▸ **GIVEN PASSAGE**

----

US 20020146935 A1
High retention coaxial connector, comprising: the body which consists of an annular collar, the annular collar in turn incorporates an annular toggle and a first contact spring, a coupling which consists of an annular collar and a second contact spring. The connector on the whole together with the coupling will compel both the first contact spring and the second contact spring into forming a wavy, elastic clamping means against the central conductor and the aluminum shield of the coaxial cable being worked with, at the final lockup position.
1. High retention coaxial connector, serving to connect electromechanically a running length of coaxial cable to a distributor or to a clutch, the coaxial cable comprising: a central conductor, aluminum shielding, insulators, and outlying coating; whereas the coupling means comprisese:
the connector as a whole, the body, serving to accept the coaxial cable coaxially;
the coupling assembly with one end accommodating for coupling with the connector as a whole, and the other end thereof attached to said distributor or clutch; and,
an annular collar, serving to bring the coaxial cable united to the connector as a whole by a high retention force, and comprising: a toggle and a first contact spring, coaxially arranged in said toggle, such that once both the connector as a whole and the coupling assembly run through to the last lockup position, the first contact spring, compressed radially by the annular collar, will exhibit a flexibly applied but rigorous clamping effect upon the aluminum shielding of the cable, and that sufficient to assure a prolonged, reliable electric conduction.
2. High retention coaxial connector according to
3. High retention coaxial connector according to
4. High retention coaxial-connector according to
 (1) Field of the Invention
 This invention provides a high retention coaxial connector, characterized in that when the connector on the whole and the coupling are locked in a final lockup position, by the interactive compression between the collar on both sides, the toggle will crinkle radially, to result in electromechanical integration by the clamping force created by the contact spring in the toggle against the aluminum shield and the central conductor of the coaxiable cable that is being worked with.
 (2) Description of the Prior Art
 In common cable TV systems, wireless TV systems and Collective Antenna TV system it is common practice to run a mater trunk line to the distributor, wherefrom sub-truck line is fed to user's terminals, so that at these terminals signals transmitted by the TV emission systems are received. It is at the tail ends of coaxial cable that the trunk line is coupled to cable connector, and in that manner, assembled to the distributor, such as is shown in FIG. 1A, a coaxial connector that is currently in use nowadays, the purpose of the coaxial connector in the main is to secure optimum coupling between the coaxial shield and the connector body, which is prerequisite to the transmission of electric signals. The coaxial connector 100 comprises a connector body 101, a first coupling sleeving 102, screwed onto one end of the body 101, and a second coupling sleeving 103, screwed unto one end of this first coupling sleeving 102. The connector body 101 comprises an annular collar 104, a damper 105 coaxially assembled within the collar 104, as well as moisture-sealing gasket 106 installed way between the internal surface of the body 101 and the terminal end of the collar 104. A harness 107 is coaxially installed inside the second coupling sleeving 103, and a contact 108 is coaxially installed inside the harness 107. A wedge 116 is abutted upon the damper 105.

----

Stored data
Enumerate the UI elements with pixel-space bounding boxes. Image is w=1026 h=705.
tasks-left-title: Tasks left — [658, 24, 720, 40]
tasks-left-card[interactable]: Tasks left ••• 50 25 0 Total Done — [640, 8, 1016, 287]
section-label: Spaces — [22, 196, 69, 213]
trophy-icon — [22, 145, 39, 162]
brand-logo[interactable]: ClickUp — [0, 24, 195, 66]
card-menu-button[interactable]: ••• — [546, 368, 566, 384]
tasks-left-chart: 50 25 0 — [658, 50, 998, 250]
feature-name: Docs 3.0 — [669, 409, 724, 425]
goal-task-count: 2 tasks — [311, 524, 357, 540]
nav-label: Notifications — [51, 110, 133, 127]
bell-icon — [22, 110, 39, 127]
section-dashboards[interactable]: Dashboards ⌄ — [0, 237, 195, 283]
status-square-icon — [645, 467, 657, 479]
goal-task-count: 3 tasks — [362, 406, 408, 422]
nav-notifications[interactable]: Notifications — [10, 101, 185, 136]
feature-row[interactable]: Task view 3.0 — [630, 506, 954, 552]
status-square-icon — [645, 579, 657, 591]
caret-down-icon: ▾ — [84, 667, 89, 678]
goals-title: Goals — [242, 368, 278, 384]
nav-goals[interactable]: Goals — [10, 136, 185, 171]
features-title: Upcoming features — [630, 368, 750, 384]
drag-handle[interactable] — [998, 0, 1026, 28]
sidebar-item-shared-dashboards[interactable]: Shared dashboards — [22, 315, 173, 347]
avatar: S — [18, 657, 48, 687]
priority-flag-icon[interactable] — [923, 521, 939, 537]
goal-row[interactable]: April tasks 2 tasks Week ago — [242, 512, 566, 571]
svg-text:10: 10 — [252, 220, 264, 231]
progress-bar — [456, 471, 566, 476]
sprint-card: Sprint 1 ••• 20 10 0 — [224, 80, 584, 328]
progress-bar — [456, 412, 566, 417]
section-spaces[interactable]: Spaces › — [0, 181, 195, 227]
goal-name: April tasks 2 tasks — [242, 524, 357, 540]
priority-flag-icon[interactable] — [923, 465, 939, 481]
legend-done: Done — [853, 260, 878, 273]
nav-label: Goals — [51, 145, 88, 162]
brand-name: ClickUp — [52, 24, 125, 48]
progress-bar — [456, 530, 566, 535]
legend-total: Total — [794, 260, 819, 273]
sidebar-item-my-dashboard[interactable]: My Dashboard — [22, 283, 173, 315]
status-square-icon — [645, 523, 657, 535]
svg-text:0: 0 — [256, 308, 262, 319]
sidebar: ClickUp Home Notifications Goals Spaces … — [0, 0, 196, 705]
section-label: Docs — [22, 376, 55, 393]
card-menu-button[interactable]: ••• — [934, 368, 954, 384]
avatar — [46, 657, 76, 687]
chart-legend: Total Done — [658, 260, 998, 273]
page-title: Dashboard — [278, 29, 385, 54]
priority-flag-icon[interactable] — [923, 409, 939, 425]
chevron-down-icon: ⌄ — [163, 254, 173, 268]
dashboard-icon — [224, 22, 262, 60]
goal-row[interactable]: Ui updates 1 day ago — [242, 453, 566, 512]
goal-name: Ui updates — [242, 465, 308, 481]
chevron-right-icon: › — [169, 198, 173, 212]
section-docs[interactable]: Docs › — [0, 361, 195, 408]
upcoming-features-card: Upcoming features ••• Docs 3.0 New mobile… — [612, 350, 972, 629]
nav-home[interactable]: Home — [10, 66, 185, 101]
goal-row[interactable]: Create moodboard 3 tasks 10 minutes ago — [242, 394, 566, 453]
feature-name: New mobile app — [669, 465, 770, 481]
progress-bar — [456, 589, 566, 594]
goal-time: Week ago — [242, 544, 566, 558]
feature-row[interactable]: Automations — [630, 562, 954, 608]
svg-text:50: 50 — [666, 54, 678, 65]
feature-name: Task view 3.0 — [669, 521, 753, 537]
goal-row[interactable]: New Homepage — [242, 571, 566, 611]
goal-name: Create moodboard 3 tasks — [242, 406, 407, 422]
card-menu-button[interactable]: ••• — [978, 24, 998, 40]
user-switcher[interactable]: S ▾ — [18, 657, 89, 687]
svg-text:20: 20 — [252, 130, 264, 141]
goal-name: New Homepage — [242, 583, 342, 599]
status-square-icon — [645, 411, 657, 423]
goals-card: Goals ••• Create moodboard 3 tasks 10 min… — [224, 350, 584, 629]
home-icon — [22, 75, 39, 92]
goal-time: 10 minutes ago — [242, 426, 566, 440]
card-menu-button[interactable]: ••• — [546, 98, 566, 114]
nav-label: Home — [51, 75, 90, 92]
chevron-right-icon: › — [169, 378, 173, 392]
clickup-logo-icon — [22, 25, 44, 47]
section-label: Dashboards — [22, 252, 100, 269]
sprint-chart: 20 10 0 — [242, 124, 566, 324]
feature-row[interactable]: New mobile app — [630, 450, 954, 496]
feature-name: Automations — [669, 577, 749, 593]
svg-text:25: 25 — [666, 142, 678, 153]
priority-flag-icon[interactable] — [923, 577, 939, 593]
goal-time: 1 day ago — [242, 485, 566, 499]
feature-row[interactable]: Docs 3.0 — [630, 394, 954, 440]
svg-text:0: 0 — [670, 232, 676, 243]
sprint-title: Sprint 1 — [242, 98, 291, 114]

----

▸ **GIVEN PROBLEM A**
Copy the stored data rows word for word, from the start of the rows through the line that contains "nav-notifications[interactable]: Notifications —".
▸ **GIVEN PROBLEM B**
Go on with the coaxial connector patent from where it stops.

▸ **EXERCISE OUTPUT A**
Enumerate the UI elements with pixel-space bounding boxes. Image is w=1026 h=705.
tasks-left-title: Tasks left — [658, 24, 720, 40]
tasks-left-card[interactable]: Tasks left ••• 50 25 0 Total Done — [640, 8, 1016, 287]
section-label: Spaces — [22, 196, 69, 213]
trophy-icon — [22, 145, 39, 162]
brand-logo[interactable]: ClickUp — [0, 24, 195, 66]
card-menu-button[interactable]: ••• — [546, 368, 566, 384]
tasks-left-chart: 50 25 0 — [658, 50, 998, 250]
feature-name: Docs 3.0 — [669, 409, 724, 425]
goal-task-count: 2 tasks — [311, 524, 357, 540]
nav-label: Notifications — [51, 110, 133, 127]
bell-icon — [22, 110, 39, 127]
section-dashboards[interactable]: Dashboards ⌄ — [0, 237, 195, 283]
status-square-icon — [645, 467, 657, 479]
goal-task-count: 3 tasks — [362, 406, 408, 422]
nav-notifications[interactable]: Notifications — [10, 101, 185, 136]

▸ **EXERCISE OUTPUT B**
 As shown in FIG. 1B, the damper 105 is executed to be an annular foil comprising a pipette 110, with both sides configured to yield several protrusion detents 111, which may get caught into the bulging wall 119 on the collar 104, thereby confining the damper 105 into the annular 104. Referring to FIG. 1C, it will be appreciated that coaxially installed into the second sleeving 103 is a contact 108 of which one end, the contact end 112, may be coupled with the distributor to consummate electric connection, whereas another end, being the clamp end 113, is endowed with inner threads 114 in addition to a plurality of grooves 115.
 Structured accordingly, what must be done in the first place as the coaxial connector 100 and the cable 200 are to be assembled together, is to have the loose end of the cable stripped ready so that outer coating 118 is left naked clear of both the aluminum shield 116 and the core leader 117, next, insert the cable 200 thus prepared into the body 101 of the connector, thirdly, combine the body 101 with the first coupling sleeving 102 by intertwining each other, while the damper 105 by its interiority wraps up the aluminum shield 116 tight, and fourthly, the body 101 of the connector into which cable 200 has been established is screwed with the second sleeving 102 to unity, with the ultimate culminating in having the core leader 117 of the cable inserted into the inner threads 114 of the contact 108. Structured accordingly, the core leader 117 is compelled to wind up secured by the contact 108, and electric connection is consummated.
 The assemblage procedure disclosed in the foregoing renders immediately conventional mode assemblage of coaxial connector awkward and cumbersome which invariably lowers or restricts working efficiency on the part of the working staff. Moreover, with the interior part of the damper 105 tightly wrapping up the external part of the aluminum shield 116, in a rigid to rigid encounter, weathering effects or other causes, such as, for example heat expansion and cold shrinkage, due to climatological change, wind blown vibration, fatigue or material rigidity, can much often bring the damper 105 to aluminum shield 116 clamping force loose, and that eventually frustrating the good bond between the coaxial shield and the connector body, what follows in suit is impaired performance of transmission of electric signals, all the more so in dealing with digital transmission services. To prevent all that possibility, working technicians on duty will have to clamp tight the connector body 101 against the first coupling sleeving 102 again each year, and then that simply resulting in additional cost expense, and time spent, for that reason it deserves deliberation for other solutions.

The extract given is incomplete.